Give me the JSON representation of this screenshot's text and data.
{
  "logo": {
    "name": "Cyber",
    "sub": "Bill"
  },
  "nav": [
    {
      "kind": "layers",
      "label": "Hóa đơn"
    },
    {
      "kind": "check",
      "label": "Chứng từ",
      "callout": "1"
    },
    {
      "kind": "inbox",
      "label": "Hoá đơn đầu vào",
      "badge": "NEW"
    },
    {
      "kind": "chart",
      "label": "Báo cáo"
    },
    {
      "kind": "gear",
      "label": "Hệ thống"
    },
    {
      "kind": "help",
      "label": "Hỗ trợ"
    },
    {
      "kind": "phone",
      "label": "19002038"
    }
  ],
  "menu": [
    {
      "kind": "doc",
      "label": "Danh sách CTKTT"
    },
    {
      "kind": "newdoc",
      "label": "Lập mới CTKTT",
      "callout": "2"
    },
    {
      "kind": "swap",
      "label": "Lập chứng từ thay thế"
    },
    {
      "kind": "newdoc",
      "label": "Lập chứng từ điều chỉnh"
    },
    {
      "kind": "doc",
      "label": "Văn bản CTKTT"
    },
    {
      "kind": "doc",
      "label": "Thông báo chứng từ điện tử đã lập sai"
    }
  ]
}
====
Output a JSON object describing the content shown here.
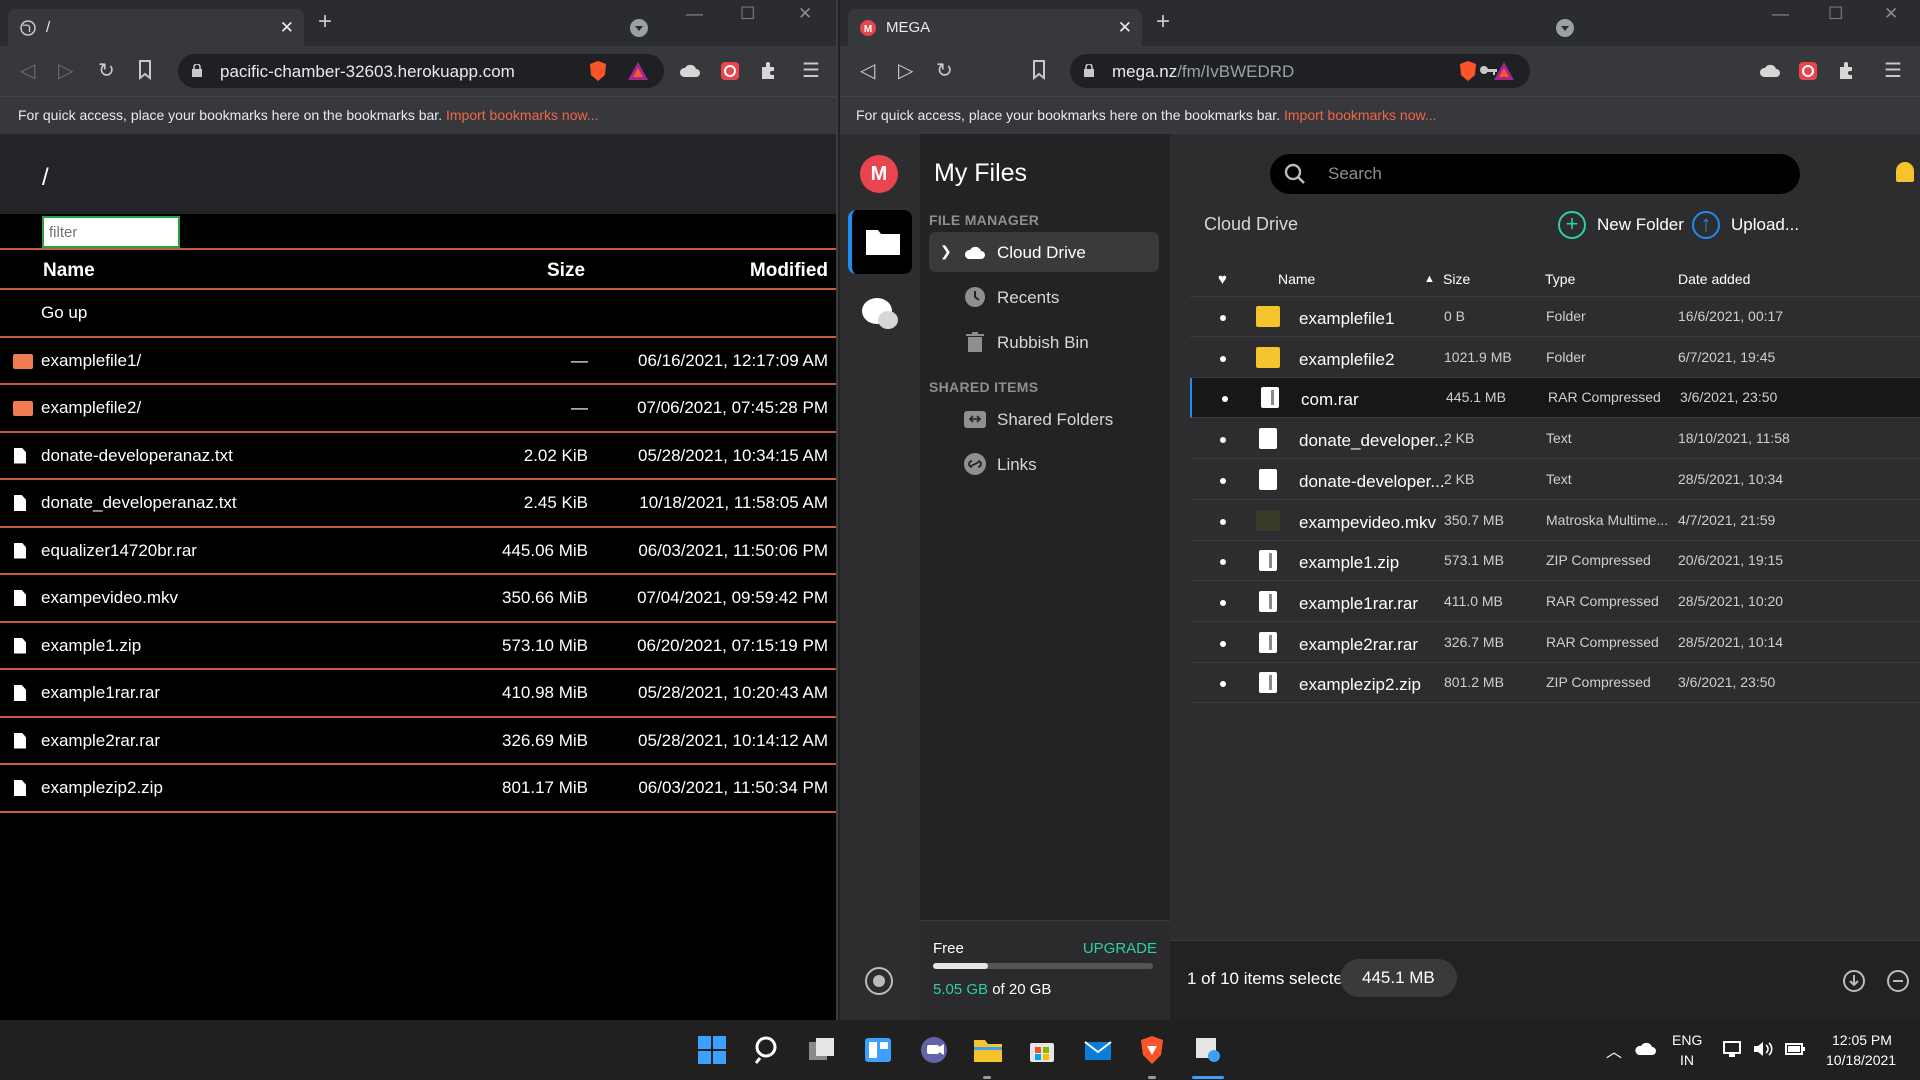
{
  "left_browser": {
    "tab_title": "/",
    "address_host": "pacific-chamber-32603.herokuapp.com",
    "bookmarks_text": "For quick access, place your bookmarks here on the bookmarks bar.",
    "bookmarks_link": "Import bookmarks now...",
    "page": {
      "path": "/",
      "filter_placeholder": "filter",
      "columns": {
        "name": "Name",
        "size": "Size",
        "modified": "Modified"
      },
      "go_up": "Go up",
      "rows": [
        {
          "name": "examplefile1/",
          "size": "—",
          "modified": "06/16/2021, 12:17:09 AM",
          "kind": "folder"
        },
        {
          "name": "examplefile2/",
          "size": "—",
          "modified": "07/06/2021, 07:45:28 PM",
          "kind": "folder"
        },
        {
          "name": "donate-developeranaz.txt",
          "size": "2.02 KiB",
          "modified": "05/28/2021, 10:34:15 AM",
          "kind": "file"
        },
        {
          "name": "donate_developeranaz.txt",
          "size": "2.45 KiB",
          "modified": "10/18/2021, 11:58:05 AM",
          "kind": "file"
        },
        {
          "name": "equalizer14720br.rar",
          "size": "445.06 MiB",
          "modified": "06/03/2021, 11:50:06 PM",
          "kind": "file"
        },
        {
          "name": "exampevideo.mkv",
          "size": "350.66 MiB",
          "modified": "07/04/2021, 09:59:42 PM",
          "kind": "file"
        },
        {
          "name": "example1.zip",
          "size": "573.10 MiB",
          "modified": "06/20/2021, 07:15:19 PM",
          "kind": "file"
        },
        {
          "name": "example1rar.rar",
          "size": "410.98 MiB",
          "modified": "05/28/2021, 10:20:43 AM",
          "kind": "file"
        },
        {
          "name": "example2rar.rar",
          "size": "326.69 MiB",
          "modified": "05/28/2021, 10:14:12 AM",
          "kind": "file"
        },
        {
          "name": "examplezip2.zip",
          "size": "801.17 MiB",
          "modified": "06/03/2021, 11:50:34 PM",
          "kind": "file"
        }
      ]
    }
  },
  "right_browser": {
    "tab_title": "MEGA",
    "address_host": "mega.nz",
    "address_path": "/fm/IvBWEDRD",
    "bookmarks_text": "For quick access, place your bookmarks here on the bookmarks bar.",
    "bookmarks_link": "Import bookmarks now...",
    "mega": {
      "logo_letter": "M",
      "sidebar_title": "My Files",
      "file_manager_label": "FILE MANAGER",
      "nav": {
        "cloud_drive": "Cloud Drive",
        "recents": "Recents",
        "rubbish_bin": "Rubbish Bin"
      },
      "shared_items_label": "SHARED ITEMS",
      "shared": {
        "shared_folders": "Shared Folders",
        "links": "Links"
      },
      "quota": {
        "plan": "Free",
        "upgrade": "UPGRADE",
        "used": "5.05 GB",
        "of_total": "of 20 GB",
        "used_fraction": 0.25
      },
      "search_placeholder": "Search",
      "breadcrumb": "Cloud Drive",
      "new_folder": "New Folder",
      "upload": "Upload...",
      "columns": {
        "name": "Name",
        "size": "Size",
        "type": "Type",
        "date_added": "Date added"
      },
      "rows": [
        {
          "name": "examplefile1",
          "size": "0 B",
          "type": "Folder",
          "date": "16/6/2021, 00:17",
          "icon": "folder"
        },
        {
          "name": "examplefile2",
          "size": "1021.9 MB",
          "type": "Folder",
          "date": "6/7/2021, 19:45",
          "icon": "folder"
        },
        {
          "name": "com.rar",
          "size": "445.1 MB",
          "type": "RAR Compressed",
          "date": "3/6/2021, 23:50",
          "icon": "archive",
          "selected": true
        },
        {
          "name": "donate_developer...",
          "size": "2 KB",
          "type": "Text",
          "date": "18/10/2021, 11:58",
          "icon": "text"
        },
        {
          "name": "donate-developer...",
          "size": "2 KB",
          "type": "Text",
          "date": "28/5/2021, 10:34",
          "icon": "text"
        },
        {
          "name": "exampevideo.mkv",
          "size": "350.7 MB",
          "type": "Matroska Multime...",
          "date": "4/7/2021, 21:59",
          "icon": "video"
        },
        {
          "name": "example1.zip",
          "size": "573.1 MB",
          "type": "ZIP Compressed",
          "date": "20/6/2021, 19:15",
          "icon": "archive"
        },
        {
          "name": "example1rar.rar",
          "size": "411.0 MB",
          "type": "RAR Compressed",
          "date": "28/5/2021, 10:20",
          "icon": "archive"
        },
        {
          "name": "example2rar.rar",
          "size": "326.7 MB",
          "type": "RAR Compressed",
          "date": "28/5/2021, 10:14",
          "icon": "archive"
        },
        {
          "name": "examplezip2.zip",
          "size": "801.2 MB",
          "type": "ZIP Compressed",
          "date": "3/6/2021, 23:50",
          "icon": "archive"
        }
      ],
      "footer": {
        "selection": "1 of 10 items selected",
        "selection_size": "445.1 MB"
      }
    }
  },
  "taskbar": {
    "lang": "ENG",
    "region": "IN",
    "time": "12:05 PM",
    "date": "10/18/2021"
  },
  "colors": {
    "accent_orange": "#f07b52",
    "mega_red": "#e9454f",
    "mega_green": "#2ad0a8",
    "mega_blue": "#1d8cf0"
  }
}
====
◆ **AIM OF THE EXERCISE**
For each line in the data above that contains the string "CTKTT", extract the line.

◆ **OUTPUT BELOW**
      "label": "Danh sách CTKTT"
      "label": "Lập mới CTKTT",
      "label": "Văn bản CTKTT"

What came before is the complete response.